====== Records supplied
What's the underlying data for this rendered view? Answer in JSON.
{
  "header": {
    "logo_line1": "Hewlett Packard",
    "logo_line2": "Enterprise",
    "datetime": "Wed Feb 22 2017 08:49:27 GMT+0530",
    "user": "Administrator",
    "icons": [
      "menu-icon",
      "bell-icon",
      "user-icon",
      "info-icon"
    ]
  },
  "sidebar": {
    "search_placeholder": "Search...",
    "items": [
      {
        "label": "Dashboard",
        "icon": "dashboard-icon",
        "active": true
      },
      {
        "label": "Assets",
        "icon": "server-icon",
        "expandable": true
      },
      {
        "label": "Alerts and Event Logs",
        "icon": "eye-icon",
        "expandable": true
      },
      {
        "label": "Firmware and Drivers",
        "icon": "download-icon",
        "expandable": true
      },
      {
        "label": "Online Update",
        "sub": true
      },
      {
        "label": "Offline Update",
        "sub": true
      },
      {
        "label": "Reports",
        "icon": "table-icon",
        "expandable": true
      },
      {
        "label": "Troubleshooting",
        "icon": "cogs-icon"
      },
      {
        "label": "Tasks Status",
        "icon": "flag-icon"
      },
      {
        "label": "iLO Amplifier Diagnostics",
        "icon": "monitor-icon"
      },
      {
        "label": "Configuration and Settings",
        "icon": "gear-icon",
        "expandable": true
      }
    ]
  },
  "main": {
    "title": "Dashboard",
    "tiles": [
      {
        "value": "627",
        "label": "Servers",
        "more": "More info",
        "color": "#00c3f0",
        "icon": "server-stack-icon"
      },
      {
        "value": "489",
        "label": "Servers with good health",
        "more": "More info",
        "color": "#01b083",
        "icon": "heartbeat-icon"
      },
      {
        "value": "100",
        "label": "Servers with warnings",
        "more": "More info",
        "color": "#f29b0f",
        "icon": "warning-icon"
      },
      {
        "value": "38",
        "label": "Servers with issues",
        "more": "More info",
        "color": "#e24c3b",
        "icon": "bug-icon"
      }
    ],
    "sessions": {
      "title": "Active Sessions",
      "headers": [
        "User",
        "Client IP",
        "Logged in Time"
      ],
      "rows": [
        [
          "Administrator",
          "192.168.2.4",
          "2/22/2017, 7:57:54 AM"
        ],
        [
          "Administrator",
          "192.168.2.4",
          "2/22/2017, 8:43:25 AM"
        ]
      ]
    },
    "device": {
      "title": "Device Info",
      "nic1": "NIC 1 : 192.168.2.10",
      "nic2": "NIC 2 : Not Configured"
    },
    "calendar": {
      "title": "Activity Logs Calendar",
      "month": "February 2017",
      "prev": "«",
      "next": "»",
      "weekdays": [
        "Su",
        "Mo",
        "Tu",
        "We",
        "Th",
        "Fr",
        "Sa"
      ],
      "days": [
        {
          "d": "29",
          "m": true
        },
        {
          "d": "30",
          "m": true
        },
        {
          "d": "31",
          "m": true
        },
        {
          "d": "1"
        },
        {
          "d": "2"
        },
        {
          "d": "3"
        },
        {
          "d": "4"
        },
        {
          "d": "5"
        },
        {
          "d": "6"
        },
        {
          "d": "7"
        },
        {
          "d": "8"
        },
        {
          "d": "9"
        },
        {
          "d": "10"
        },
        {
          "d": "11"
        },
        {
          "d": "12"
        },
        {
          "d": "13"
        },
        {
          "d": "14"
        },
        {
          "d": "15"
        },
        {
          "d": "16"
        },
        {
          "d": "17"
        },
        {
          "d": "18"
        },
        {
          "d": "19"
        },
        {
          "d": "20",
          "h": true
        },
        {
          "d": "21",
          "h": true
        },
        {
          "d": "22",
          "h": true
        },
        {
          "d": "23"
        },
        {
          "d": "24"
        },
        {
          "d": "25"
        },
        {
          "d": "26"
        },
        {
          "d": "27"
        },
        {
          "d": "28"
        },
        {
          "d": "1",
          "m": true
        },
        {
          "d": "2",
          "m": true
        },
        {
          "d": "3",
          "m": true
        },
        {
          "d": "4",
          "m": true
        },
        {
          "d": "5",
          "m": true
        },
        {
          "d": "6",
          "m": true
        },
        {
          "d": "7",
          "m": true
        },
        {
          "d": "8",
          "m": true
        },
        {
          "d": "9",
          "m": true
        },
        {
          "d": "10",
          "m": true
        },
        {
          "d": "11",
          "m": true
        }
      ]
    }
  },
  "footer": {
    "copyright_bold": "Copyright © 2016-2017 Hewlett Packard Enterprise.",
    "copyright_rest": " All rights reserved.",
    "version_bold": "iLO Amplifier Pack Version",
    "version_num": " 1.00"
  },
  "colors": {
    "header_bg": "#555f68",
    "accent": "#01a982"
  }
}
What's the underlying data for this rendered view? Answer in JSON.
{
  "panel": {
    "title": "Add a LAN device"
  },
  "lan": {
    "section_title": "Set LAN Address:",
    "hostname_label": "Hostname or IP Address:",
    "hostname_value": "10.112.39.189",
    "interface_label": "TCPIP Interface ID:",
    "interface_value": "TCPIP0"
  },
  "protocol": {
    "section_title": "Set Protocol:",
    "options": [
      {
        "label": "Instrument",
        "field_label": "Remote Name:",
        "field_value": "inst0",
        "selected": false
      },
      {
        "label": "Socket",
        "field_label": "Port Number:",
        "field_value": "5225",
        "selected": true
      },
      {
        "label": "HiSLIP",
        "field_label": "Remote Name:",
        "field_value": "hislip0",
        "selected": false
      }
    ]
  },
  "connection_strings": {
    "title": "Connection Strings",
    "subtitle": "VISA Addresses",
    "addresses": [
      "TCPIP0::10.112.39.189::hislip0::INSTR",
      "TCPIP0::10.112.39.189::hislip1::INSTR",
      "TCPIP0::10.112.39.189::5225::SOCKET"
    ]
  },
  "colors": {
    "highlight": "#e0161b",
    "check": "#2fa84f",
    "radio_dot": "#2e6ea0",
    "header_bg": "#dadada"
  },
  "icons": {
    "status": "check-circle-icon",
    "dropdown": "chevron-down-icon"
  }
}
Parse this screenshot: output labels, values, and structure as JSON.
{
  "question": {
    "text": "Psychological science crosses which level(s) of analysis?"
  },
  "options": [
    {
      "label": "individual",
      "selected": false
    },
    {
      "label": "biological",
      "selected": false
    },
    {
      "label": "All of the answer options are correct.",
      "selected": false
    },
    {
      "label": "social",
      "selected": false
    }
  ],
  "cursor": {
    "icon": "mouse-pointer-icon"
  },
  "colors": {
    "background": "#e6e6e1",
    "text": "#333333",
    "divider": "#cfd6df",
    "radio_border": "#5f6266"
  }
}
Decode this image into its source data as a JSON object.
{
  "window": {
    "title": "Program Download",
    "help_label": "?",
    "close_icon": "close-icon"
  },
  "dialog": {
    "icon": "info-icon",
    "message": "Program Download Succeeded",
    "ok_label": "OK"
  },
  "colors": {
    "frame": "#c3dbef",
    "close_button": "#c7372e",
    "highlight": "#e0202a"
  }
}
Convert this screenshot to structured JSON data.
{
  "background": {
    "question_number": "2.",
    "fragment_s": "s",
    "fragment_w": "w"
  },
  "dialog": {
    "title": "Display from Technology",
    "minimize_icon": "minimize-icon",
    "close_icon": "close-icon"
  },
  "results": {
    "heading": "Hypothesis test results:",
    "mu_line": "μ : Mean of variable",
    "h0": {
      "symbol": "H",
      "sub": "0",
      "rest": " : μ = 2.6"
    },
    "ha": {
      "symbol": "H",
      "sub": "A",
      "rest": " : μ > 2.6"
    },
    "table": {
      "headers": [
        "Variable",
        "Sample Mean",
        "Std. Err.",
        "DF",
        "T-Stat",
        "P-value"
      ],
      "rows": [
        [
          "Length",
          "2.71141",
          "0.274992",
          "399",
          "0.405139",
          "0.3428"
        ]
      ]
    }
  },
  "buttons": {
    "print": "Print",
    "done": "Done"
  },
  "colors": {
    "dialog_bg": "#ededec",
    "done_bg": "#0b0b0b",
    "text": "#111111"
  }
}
============
**Given task:**
Pick out lines containing the word "screenshot", each one as written.

**Response to the task:**
Parse this screenshot: output labels, values, and structure as JSON.
Convert this screenshot to structured JSON data.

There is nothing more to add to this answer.